Figure record extracts:
%%
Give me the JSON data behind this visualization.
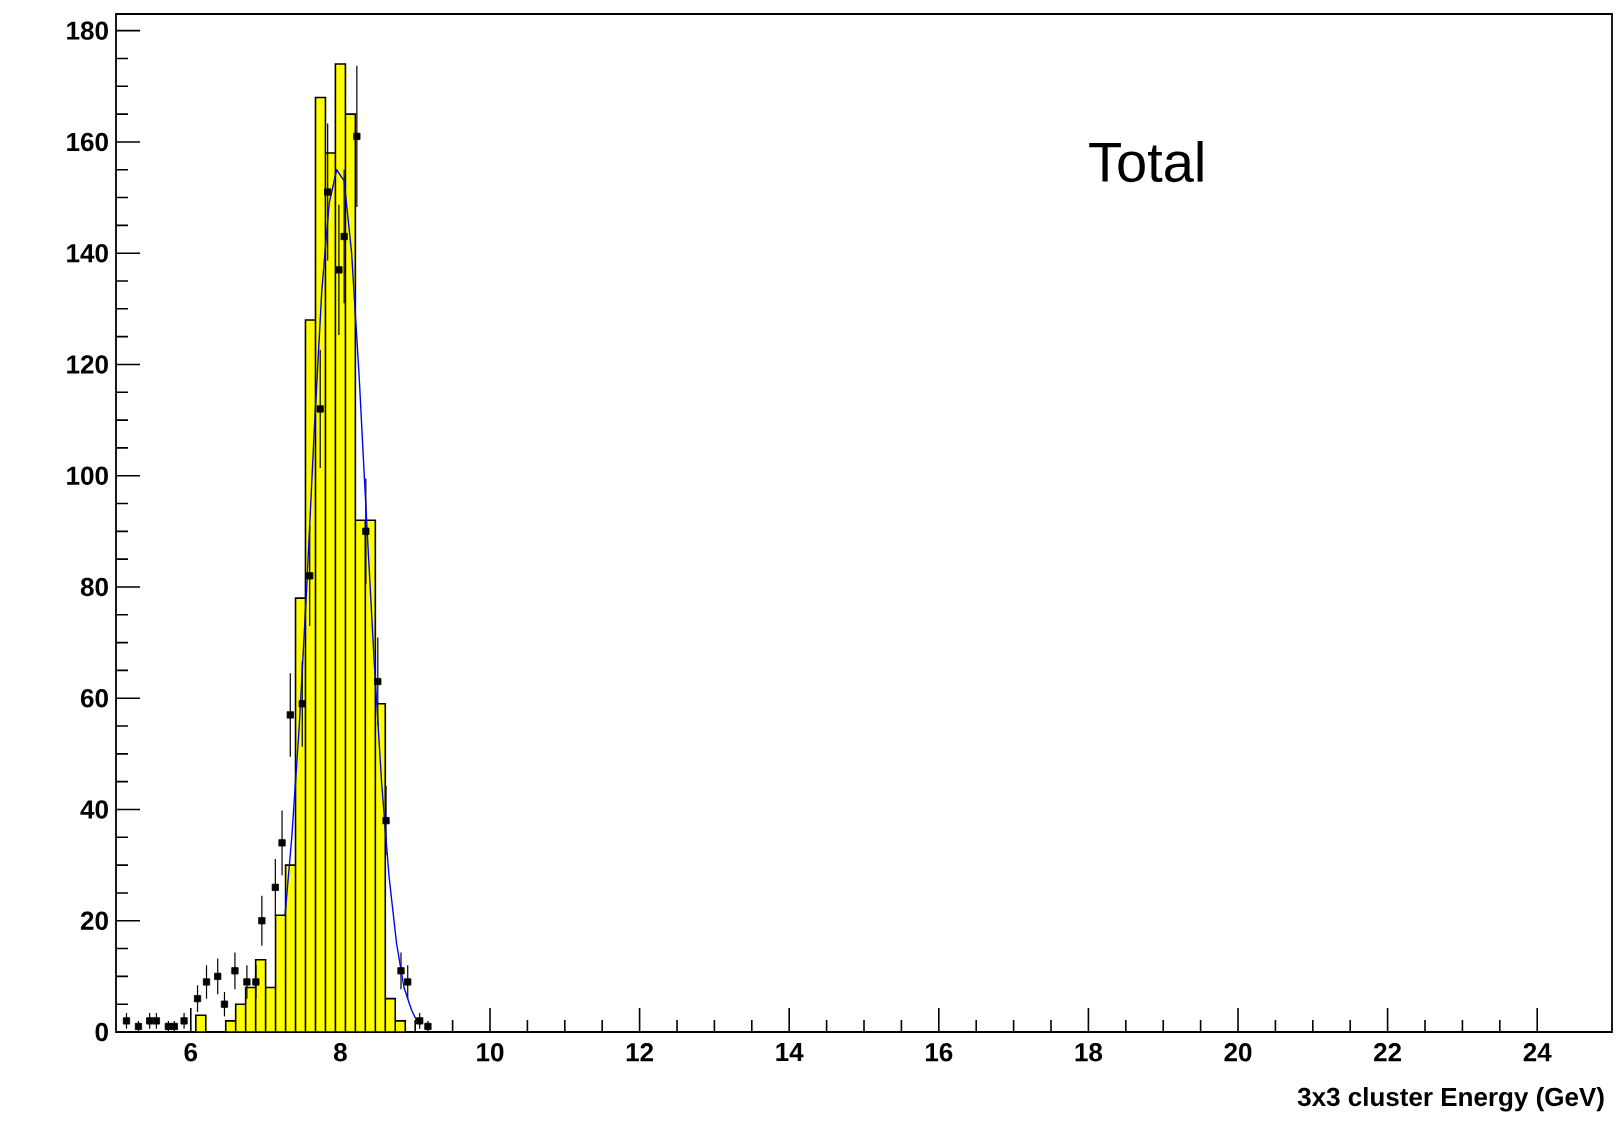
{
  "chart_data": {
    "type": "histogram",
    "xlabel": "3x3 cluster Energy (GeV)",
    "annotations": [
      "Total"
    ],
    "xlim": [
      5,
      25
    ],
    "ylim": [
      0,
      183
    ],
    "xticks": [
      6,
      8,
      10,
      12,
      14,
      16,
      18,
      20,
      22,
      24
    ],
    "yticks": [
      0,
      20,
      40,
      60,
      80,
      100,
      120,
      140,
      160,
      180
    ],
    "series": [
      {
        "color": "#ffff00",
        "bins": [
          6.067,
          6.2,
          6.333,
          6.467,
          6.6,
          6.733,
          6.867,
          7.0,
          7.133,
          7.267,
          7.4,
          7.533,
          7.667,
          7.8,
          7.933,
          8.067,
          8.2,
          8.333,
          8.467,
          8.6,
          8.733,
          8.867
        ],
        "values": [
          3,
          0,
          0,
          2,
          5,
          8,
          13,
          8,
          21,
          30,
          78,
          128,
          168,
          158,
          174,
          165,
          92,
          92,
          59,
          6,
          2
        ]
      },
      {
        "type": "scatter",
        "color": "#000000",
        "marker": "square",
        "x": [
          5.14,
          5.3,
          5.45,
          5.54,
          5.7,
          5.78,
          5.91,
          6.09,
          6.21,
          6.36,
          6.45,
          6.59,
          6.75,
          6.87,
          6.95,
          7.13,
          7.22,
          7.33,
          7.49,
          7.59,
          7.73,
          7.83,
          7.98,
          8.05,
          8.22,
          8.34,
          8.5,
          8.61,
          8.81,
          8.9,
          9.06,
          9.17
        ],
        "values": [
          2,
          1,
          2,
          2,
          1,
          1,
          2,
          6,
          9,
          10,
          5,
          11,
          9,
          9,
          20,
          26,
          34,
          57,
          59,
          82,
          112,
          151,
          137,
          143,
          161,
          90,
          63,
          38,
          11,
          9,
          2,
          1
        ],
        "errors": [
          1.4,
          1,
          1.4,
          1.4,
          1,
          1,
          1.4,
          2.4,
          3,
          3.2,
          2.2,
          3.3,
          3,
          3,
          4.5,
          5.1,
          5.8,
          7.5,
          7.7,
          9,
          10.6,
          12.3,
          11.7,
          12,
          12.7,
          9.5,
          7.9,
          6.2,
          3.3,
          3,
          1.4,
          1
        ]
      },
      {
        "type": "line",
        "color": "#0000ff",
        "x": [
          7.26,
          7.35,
          7.45,
          7.55,
          7.65,
          7.75,
          7.85,
          7.95,
          8.05,
          8.15,
          8.25,
          8.35,
          8.45,
          8.55,
          8.65,
          8.75,
          8.85,
          8.95,
          9.02
        ],
        "values": [
          21,
          35,
          55,
          80,
          108,
          133,
          149,
          155,
          153,
          140,
          118,
          92,
          67,
          45,
          28,
          16,
          8,
          4,
          2
        ]
      }
    ]
  }
}
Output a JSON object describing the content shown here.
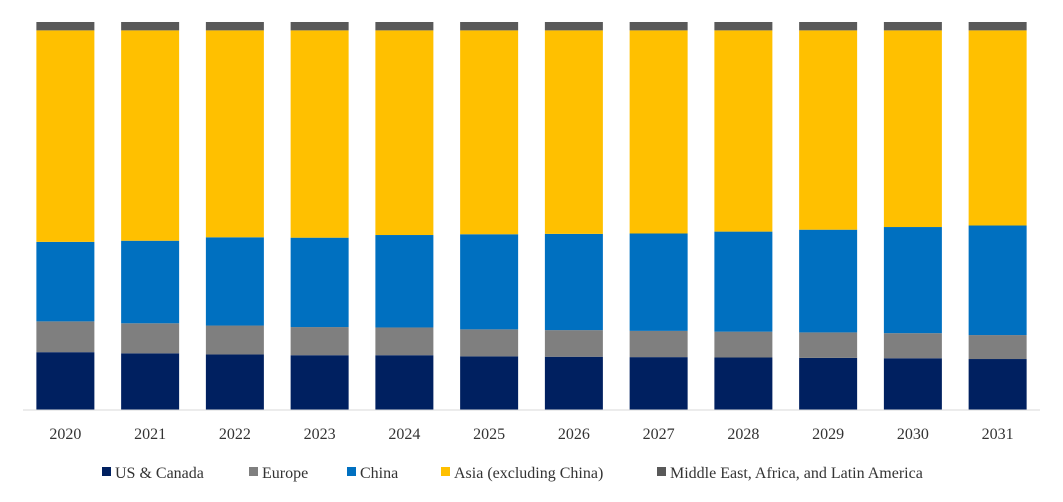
{
  "chart_data": {
    "type": "bar",
    "stacked": "percent",
    "title": "",
    "xlabel": "",
    "ylabel": "",
    "ylim": [
      0,
      100
    ],
    "grid": false,
    "legend_position": "bottom",
    "categories": [
      "2020",
      "2021",
      "2022",
      "2023",
      "2024",
      "2025",
      "2026",
      "2027",
      "2028",
      "2029",
      "2030",
      "2031"
    ],
    "series": [
      {
        "name": "US & Canada",
        "color": "#002060",
        "values": [
          15.2,
          14.9,
          14.6,
          14.4,
          14.4,
          14.1,
          14.0,
          13.9,
          13.8,
          13.7,
          13.6,
          13.4
        ]
      },
      {
        "name": "Europe",
        "color": "#7F7F7F",
        "values": [
          8.1,
          7.9,
          7.6,
          7.4,
          7.3,
          7.1,
          7.0,
          6.9,
          6.8,
          6.7,
          6.6,
          6.3
        ]
      },
      {
        "name": "China",
        "color": "#0070C0",
        "values": [
          20.9,
          21.7,
          23.2,
          23.5,
          24.3,
          25.0,
          25.3,
          25.6,
          26.3,
          27.0,
          27.9,
          28.8
        ]
      },
      {
        "name": "Asia (excluding China)",
        "color": "#FFC000",
        "values": [
          55.6,
          55.3,
          54.4,
          54.5,
          53.8,
          53.6,
          53.5,
          53.4,
          52.9,
          52.4,
          51.7,
          51.3
        ]
      },
      {
        "name": "Middle East, Africa, and Latin America",
        "color": "#595959",
        "values": [
          2.2,
          2.2,
          2.2,
          2.2,
          2.2,
          2.2,
          2.2,
          2.2,
          2.2,
          2.2,
          2.2,
          2.2
        ]
      }
    ]
  }
}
%%
Task goal =
Retype each line of the listing above word for word. Exclude the pictures.

Solution for this problem =
Give me the JSON data behind this visualization.
{
  "chart_data": {
    "type": "histogram",
    "xlabel": "3x3 cluster Energy (GeV)",
    "annotations": [
      "Total"
    ],
    "xlim": [
      5,
      25
    ],
    "ylim": [
      0,
      183
    ],
    "xticks": [
      6,
      8,
      10,
      12,
      14,
      16,
      18,
      20,
      22,
      24
    ],
    "yticks": [
      0,
      20,
      40,
      60,
      80,
      100,
      120,
      140,
      160,
      180
    ],
    "series": [
      {
        "color": "#ffff00",
        "bins": [
          6.067,
          6.2,
          6.333,
          6.467,
          6.6,
          6.733,
          6.867,
          7.0,
          7.133,
          7.267,
          7.4,
          7.533,
          7.667,
          7.8,
          7.933,
          8.067,
          8.2,
          8.333,
          8.467,
          8.6,
          8.733,
          8.867
        ],
        "values": [
          3,
          0,
          0,
          2,
          5,
          8,
          13,
          8,
          21,
          30,
          78,
          128,
          168,
          158,
          174,
          165,
          92,
          92,
          59,
          6,
          2
        ]
      },
      {
        "type": "scatter",
        "color": "#000000",
        "marker": "square",
        "x": [
          5.14,
          5.3,
          5.45,
          5.54,
          5.7,
          5.78,
          5.91,
          6.09,
          6.21,
          6.36,
          6.45,
          6.59,
          6.75,
          6.87,
          6.95,
          7.13,
          7.22,
          7.33,
          7.49,
          7.59,
          7.73,
          7.83,
          7.98,
          8.05,
          8.22,
          8.34,
          8.5,
          8.61,
          8.81,
          8.9,
          9.06,
          9.17
        ],
        "values": [
          2,
          1,
          2,
          2,
          1,
          1,
          2,
          6,
          9,
          10,
          5,
          11,
          9,
          9,
          20,
          26,
          34,
          57,
          59,
          82,
          112,
          151,
          137,
          143,
          161,
          90,
          63,
          38,
          11,
          9,
          2,
          1
        ],
        "errors": [
          1.4,
          1,
          1.4,
          1.4,
          1,
          1,
          1.4,
          2.4,
          3,
          3.2,
          2.2,
          3.3,
          3,
          3,
          4.5,
          5.1,
          5.8,
          7.5,
          7.7,
          9,
          10.6,
          12.3,
          11.7,
          12,
          12.7,
          9.5,
          7.9,
          6.2,
          3.3,
          3,
          1.4,
          1
        ]
      },
      {
        "type": "line",
        "color": "#0000ff",
        "x": [
          7.26,
          7.35,
          7.45,
          7.55,
          7.65,
          7.75,
          7.85,
          7.95,
          8.05,
          8.15,
          8.25,
          8.35,
          8.45,
          8.55,
          8.65,
          8.75,
          8.85,
          8.95,
          9.02
        ],
        "values": [
          21,
          35,
          55,
          80,
          108,
          133,
          149,
          155,
          153,
          140,
          118,
          92,
          67,
          45,
          28,
          16,
          8,
          4,
          2
        ]
      }
    ]
  }
}
Output a JSON object describing the content shown here.
{
  "chart_data": {
    "type": "bar",
    "stacked": "percent",
    "title": "",
    "xlabel": "",
    "ylabel": "",
    "ylim": [
      0,
      100
    ],
    "grid": false,
    "legend_position": "bottom",
    "categories": [
      "2020",
      "2021",
      "2022",
      "2023",
      "2024",
      "2025",
      "2026",
      "2027",
      "2028",
      "2029",
      "2030",
      "2031"
    ],
    "series": [
      {
        "name": "US & Canada",
        "color": "#002060",
        "values": [
          15.2,
          14.9,
          14.6,
          14.4,
          14.4,
          14.1,
          14.0,
          13.9,
          13.8,
          13.7,
          13.6,
          13.4
        ]
      },
      {
        "name": "Europe",
        "color": "#7F7F7F",
        "values": [
          8.1,
          7.9,
          7.6,
          7.4,
          7.3,
          7.1,
          7.0,
          6.9,
          6.8,
          6.7,
          6.6,
          6.3
        ]
      },
      {
        "name": "China",
        "color": "#0070C0",
        "values": [
          20.9,
          21.7,
          23.2,
          23.5,
          24.3,
          25.0,
          25.3,
          25.6,
          26.3,
          27.0,
          27.9,
          28.8
        ]
      },
      {
        "name": "Asia (excluding China)",
        "color": "#FFC000",
        "values": [
          55.6,
          55.3,
          54.4,
          54.5,
          53.8,
          53.6,
          53.5,
          53.4,
          52.9,
          52.4,
          51.7,
          51.3
        ]
      },
      {
        "name": "Middle East, Africa, and Latin America",
        "color": "#595959",
        "values": [
          2.2,
          2.2,
          2.2,
          2.2,
          2.2,
          2.2,
          2.2,
          2.2,
          2.2,
          2.2,
          2.2,
          2.2
        ]
      }
    ]
  }
}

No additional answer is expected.